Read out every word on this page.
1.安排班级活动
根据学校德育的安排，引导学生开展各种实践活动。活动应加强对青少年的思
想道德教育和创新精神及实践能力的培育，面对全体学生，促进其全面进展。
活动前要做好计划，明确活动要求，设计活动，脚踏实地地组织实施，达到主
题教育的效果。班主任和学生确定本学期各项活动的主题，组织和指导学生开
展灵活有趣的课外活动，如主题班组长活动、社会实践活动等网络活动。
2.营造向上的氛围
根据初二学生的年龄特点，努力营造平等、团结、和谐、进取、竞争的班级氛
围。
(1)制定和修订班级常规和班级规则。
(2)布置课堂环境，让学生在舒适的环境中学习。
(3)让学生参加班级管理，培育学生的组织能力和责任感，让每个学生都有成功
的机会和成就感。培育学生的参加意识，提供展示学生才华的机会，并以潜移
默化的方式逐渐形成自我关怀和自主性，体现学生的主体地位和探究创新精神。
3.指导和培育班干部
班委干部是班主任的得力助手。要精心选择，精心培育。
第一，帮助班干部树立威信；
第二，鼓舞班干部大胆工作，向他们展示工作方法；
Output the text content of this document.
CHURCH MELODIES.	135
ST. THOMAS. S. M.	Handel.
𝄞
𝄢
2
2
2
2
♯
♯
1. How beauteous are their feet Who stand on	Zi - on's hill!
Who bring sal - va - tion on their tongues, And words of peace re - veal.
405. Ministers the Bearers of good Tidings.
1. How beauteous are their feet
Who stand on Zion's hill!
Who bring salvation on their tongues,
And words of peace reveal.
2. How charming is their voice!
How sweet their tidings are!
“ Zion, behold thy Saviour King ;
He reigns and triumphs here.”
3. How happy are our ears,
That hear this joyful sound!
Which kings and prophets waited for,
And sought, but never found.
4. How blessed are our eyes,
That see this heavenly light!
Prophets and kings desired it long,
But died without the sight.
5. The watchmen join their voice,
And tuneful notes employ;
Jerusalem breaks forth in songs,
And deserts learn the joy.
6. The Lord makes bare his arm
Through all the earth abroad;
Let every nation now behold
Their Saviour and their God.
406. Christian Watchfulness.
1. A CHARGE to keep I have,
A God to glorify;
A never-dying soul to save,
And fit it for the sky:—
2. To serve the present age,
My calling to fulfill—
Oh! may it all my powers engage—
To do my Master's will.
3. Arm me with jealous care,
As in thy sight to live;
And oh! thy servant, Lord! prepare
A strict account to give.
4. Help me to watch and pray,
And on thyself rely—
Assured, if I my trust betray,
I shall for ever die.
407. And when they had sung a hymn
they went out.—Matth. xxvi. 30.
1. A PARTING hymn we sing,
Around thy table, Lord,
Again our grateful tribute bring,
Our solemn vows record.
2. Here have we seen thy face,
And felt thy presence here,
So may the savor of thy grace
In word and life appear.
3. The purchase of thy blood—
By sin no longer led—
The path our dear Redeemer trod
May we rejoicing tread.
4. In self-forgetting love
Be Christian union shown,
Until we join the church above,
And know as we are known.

------------------------------

- **EXERCISE BRIEF**:
From the entries above, copy every line that holds the word "their".

- **WRITTEN REPLY**:
1. How beauteous are their feet Who stand on	Zi - on's hill!
Who bring sal - va - tion on their tongues, And words of peace re - veal.
1. How beauteous are their feet
Who bring salvation on their tongues,
2. How charming is their voice!
How sweet their tidings are!
5. The watchmen join their voice,
Their Saviour and their God.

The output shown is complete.